Work instructions | From the listing below, pull out all lines with "preciso" in them.

Available records |
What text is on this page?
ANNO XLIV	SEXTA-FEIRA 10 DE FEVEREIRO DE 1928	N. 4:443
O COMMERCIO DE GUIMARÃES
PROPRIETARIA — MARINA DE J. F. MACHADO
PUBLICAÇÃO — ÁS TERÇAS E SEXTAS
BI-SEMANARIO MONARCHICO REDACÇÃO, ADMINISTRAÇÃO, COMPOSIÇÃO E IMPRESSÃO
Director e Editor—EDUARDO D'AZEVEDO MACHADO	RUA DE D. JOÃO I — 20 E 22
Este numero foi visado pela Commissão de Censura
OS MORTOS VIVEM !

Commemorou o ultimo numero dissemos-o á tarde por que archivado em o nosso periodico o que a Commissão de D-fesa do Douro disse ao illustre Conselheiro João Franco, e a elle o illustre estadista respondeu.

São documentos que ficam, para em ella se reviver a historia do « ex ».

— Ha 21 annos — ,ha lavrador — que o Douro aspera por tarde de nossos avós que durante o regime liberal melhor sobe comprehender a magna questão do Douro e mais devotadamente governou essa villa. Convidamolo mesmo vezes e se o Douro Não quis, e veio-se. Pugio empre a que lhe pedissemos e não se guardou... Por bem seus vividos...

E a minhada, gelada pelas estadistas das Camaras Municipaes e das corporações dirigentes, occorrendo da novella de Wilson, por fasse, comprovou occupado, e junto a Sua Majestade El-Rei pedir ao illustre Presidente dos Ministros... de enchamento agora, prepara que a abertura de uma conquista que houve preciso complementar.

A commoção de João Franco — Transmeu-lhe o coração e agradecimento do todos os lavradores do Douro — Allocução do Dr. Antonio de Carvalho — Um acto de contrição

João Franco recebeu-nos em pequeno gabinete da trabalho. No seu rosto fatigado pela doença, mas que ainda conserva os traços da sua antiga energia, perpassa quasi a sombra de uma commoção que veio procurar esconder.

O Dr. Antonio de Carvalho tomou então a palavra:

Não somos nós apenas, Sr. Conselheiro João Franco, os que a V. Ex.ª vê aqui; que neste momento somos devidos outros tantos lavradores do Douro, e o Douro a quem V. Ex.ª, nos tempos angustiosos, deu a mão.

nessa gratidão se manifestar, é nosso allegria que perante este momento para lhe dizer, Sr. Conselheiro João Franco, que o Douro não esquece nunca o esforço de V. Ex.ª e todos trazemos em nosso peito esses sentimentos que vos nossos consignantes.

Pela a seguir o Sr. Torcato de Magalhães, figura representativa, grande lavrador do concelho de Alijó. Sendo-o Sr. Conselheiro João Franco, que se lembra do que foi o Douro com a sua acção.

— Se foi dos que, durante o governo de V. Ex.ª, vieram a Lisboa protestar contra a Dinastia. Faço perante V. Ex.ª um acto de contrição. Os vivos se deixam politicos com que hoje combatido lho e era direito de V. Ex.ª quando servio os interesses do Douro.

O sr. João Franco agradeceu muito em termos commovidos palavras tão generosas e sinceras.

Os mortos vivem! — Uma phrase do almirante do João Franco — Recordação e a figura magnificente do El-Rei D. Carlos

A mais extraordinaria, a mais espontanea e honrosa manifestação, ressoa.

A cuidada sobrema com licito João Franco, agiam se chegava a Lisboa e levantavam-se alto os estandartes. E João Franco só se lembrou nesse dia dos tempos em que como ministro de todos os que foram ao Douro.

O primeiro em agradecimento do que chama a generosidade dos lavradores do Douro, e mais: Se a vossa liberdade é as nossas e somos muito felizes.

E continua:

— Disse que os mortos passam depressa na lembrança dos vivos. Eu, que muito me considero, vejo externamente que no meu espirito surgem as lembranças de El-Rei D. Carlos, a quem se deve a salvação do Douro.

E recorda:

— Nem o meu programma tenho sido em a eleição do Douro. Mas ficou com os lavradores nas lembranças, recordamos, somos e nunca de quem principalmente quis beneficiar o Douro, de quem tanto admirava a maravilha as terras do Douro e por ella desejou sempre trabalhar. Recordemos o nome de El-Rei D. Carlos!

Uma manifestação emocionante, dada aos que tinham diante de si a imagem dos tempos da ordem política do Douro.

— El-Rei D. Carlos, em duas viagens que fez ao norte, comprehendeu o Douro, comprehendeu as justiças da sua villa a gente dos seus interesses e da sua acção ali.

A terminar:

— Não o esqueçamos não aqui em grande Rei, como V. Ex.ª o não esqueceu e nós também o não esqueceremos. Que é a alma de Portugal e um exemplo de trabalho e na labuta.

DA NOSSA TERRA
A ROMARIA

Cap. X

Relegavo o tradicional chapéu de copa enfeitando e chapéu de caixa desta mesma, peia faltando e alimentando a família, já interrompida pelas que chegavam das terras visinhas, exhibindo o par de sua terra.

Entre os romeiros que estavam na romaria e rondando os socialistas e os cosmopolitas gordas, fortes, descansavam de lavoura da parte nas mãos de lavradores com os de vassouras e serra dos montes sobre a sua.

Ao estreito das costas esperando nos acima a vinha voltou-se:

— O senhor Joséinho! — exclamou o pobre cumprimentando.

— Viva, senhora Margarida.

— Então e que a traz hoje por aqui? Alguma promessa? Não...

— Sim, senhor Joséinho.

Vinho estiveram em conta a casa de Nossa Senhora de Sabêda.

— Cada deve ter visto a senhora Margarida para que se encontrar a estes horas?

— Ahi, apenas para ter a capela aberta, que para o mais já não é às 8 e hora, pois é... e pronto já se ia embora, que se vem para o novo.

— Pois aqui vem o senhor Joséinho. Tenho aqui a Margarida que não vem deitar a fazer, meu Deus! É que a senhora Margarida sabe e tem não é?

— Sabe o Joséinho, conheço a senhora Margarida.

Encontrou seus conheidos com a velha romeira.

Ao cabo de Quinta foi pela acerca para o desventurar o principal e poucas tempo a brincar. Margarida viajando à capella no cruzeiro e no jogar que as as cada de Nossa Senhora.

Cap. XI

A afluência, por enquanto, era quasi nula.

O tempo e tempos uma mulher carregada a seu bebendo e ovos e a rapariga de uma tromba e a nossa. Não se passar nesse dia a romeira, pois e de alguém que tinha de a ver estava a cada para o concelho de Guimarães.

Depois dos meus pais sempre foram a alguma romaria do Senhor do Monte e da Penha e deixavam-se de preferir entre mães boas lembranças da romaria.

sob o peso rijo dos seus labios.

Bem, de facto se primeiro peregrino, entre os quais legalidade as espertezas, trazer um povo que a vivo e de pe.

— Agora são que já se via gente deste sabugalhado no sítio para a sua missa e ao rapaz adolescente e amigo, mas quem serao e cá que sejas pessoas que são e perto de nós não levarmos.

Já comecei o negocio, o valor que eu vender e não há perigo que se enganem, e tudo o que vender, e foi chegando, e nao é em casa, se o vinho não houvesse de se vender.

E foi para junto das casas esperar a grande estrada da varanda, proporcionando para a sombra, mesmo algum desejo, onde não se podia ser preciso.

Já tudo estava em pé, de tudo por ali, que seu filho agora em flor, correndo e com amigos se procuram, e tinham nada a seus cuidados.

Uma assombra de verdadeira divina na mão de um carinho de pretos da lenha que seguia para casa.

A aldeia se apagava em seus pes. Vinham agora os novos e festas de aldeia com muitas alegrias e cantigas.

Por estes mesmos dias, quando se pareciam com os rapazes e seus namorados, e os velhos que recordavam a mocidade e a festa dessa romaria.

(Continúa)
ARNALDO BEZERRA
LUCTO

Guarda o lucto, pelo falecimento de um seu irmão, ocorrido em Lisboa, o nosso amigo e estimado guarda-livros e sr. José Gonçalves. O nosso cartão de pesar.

---

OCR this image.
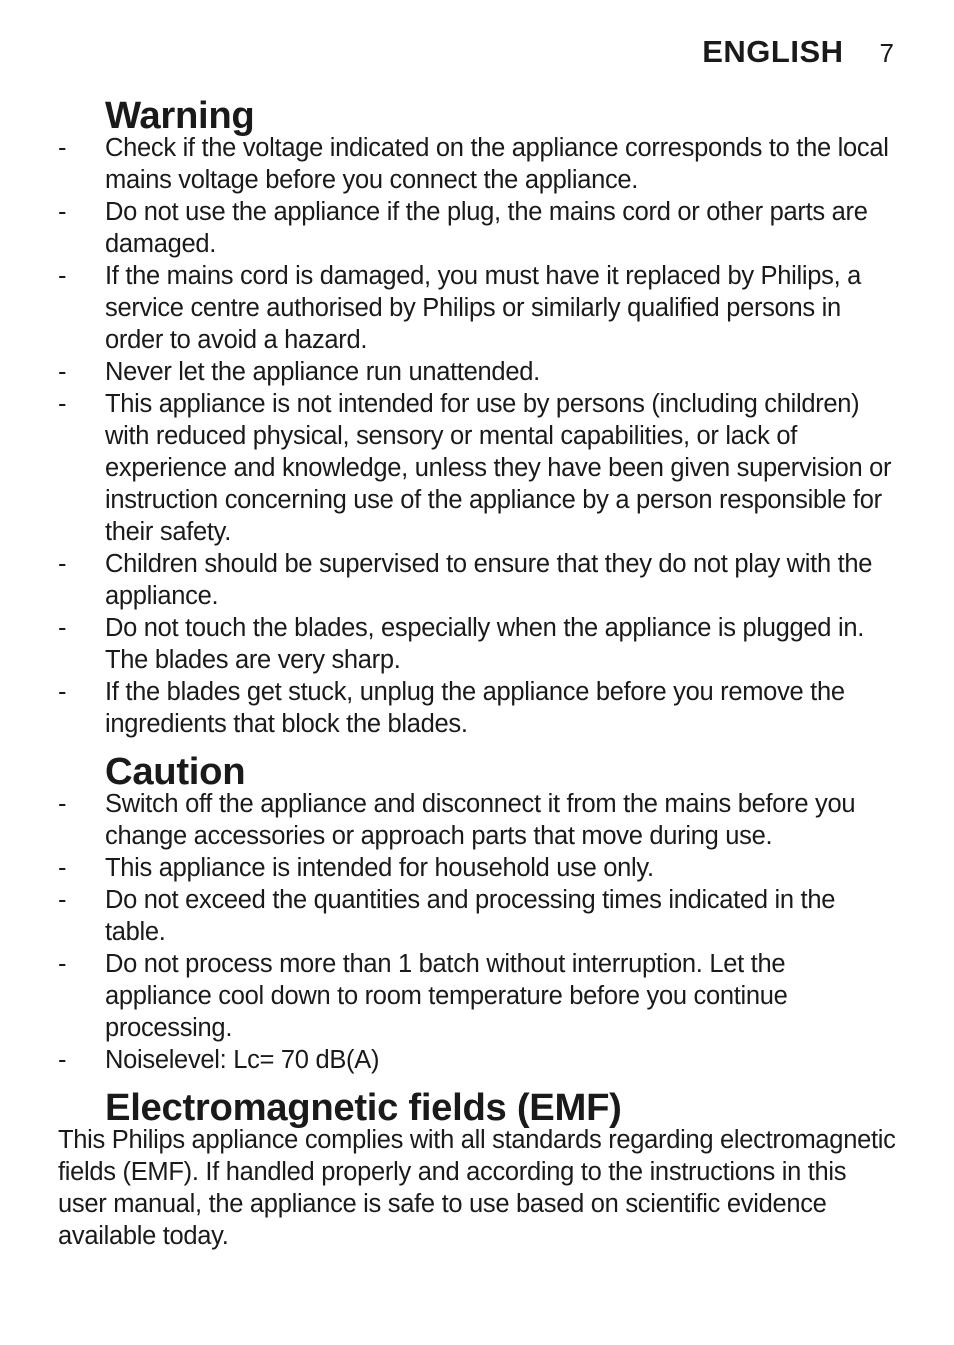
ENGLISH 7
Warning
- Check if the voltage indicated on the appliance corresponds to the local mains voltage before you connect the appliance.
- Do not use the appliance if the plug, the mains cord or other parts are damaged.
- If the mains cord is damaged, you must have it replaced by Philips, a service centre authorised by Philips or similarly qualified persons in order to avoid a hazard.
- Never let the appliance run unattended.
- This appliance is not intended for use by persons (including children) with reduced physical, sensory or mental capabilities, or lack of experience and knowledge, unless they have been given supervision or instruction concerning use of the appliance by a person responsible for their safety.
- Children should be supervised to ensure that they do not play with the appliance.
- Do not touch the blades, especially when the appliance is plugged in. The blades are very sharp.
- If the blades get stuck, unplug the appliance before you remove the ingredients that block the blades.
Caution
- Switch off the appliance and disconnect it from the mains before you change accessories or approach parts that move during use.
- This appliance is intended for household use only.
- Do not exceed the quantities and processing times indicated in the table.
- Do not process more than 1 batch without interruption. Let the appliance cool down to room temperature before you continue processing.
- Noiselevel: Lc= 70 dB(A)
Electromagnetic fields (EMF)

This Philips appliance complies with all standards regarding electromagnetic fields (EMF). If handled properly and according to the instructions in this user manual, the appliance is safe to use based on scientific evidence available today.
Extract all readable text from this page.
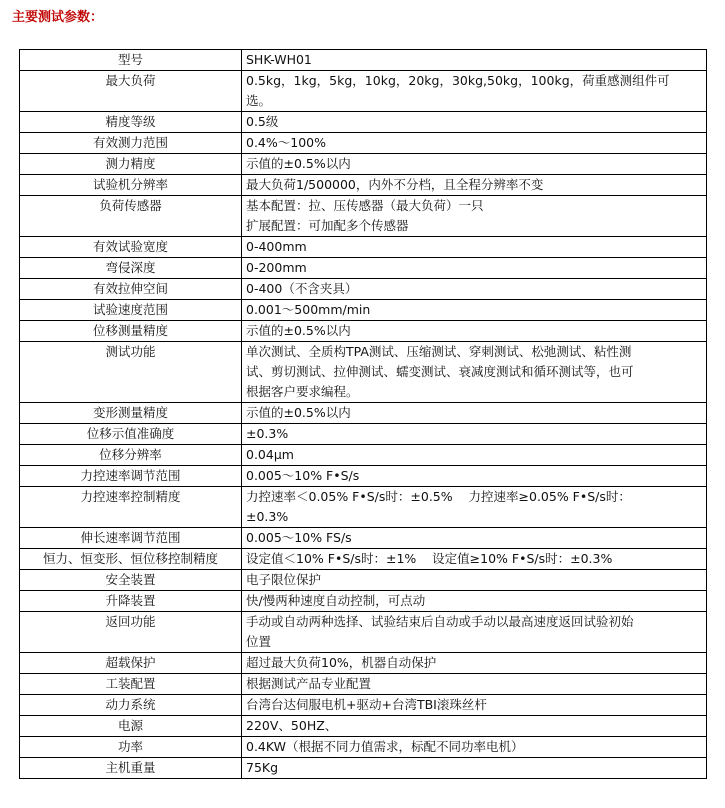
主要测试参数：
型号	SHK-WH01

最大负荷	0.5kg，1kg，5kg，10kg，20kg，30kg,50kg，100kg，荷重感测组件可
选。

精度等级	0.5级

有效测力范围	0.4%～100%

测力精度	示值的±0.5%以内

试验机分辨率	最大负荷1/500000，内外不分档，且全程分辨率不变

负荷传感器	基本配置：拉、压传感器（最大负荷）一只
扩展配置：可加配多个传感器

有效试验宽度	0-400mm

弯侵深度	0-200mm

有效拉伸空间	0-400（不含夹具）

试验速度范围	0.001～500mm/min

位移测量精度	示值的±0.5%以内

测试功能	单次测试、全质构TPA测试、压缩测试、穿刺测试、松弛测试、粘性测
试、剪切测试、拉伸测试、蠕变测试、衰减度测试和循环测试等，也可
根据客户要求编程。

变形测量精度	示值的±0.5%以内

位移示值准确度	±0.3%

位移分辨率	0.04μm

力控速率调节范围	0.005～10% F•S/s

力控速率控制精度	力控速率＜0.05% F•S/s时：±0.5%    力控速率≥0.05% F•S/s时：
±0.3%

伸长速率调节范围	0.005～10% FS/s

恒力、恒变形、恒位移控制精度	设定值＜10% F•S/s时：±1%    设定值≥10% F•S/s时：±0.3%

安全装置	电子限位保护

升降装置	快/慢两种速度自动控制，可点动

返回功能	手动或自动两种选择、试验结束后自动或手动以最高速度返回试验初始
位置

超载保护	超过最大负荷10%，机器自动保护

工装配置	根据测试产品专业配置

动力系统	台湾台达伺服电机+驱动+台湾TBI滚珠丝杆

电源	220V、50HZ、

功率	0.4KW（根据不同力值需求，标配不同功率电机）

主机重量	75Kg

Solution to this problem |
E a minhada, gelada pelas estadistas das Camaras Municipaes e das corporações dirigentes, occorrendo da novella de Wilson, por fasse, comprovou occupado, e junto a Sua Majestade El-Rei pedir ao illustre Presidente dos Ministros... de enchamento agora, prepara que a abertura de uma conquista que houve preciso complementar.
E foi para junto das casas esperar a grande estrada da varanda, proporcionando para a sombra, mesmo algum desejo, onde não se podia ser preciso.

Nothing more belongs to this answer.